• _Collected data entries_:
--------------------

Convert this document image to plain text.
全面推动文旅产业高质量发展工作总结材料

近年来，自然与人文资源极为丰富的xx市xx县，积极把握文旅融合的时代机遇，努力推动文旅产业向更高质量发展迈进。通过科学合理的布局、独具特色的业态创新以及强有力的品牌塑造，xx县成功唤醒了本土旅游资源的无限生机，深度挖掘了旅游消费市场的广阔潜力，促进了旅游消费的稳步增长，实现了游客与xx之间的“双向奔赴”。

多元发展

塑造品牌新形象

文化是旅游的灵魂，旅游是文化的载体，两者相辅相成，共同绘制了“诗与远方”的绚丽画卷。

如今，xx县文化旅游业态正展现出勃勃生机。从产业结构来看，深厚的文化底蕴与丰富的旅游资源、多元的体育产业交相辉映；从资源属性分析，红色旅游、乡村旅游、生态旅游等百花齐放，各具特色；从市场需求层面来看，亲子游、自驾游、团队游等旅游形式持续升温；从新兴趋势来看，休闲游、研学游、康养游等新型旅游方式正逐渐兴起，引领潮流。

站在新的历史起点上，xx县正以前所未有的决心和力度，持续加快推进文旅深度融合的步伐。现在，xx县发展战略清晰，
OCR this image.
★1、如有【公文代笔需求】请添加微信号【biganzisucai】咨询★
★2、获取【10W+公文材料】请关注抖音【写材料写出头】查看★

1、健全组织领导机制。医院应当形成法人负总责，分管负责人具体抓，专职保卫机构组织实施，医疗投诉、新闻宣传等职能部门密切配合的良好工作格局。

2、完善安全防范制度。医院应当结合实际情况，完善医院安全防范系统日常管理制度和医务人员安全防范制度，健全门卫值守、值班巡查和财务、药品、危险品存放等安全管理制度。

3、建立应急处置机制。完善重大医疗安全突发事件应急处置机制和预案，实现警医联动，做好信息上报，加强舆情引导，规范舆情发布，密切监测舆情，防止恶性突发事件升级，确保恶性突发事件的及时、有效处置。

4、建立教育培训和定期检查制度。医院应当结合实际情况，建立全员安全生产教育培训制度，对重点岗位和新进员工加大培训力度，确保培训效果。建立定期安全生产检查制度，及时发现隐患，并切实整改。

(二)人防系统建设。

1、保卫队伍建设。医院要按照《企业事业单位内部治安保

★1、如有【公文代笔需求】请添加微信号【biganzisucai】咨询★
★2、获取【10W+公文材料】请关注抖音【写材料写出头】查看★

--------------------

• _Instructions for the task_:
From the line containing "OCR this image." through the final line of the listing above, retype every line exactly; leave out everything else.

• _Written answer_:
OCR this image.
★1、如有【公文代笔需求】请添加微信号【biganzisucai】咨询★
★2、获取【10W+公文材料】请关注抖音【写材料写出头】查看★

1、健全组织领导机制。医院应当形成法人负总责，分管负责人具体抓，专职保卫机构组织实施，医疗投诉、新闻宣传等职能部门密切配合的良好工作格局。

2、完善安全防范制度。医院应当结合实际情况，完善医院安全防范系统日常管理制度和医务人员安全防范制度，健全门卫值守、值班巡查和财务、药品、危险品存放等安全管理制度。

3、建立应急处置机制。完善重大医疗安全突发事件应急处置机制和预案，实现警医联动，做好信息上报，加强舆情引导，规范舆情发布，密切监测舆情，防止恶性突发事件升级，确保恶性突发事件的及时、有效处置。

4、建立教育培训和定期检查制度。医院应当结合实际情况，建立全员安全生产教育培训制度，对重点岗位和新进员工加大培训力度，确保培训效果。建立定期安全生产检查制度，及时发现隐患，并切实整改。

(二)人防系统建设。

1、保卫队伍建设。医院要按照《企业事业单位内部治安保

★1、如有【公文代笔需求】请添加微信号【biganzisucai】咨询★
★2、获取【10W+公文材料】请关注抖音【写材料写出头】查看★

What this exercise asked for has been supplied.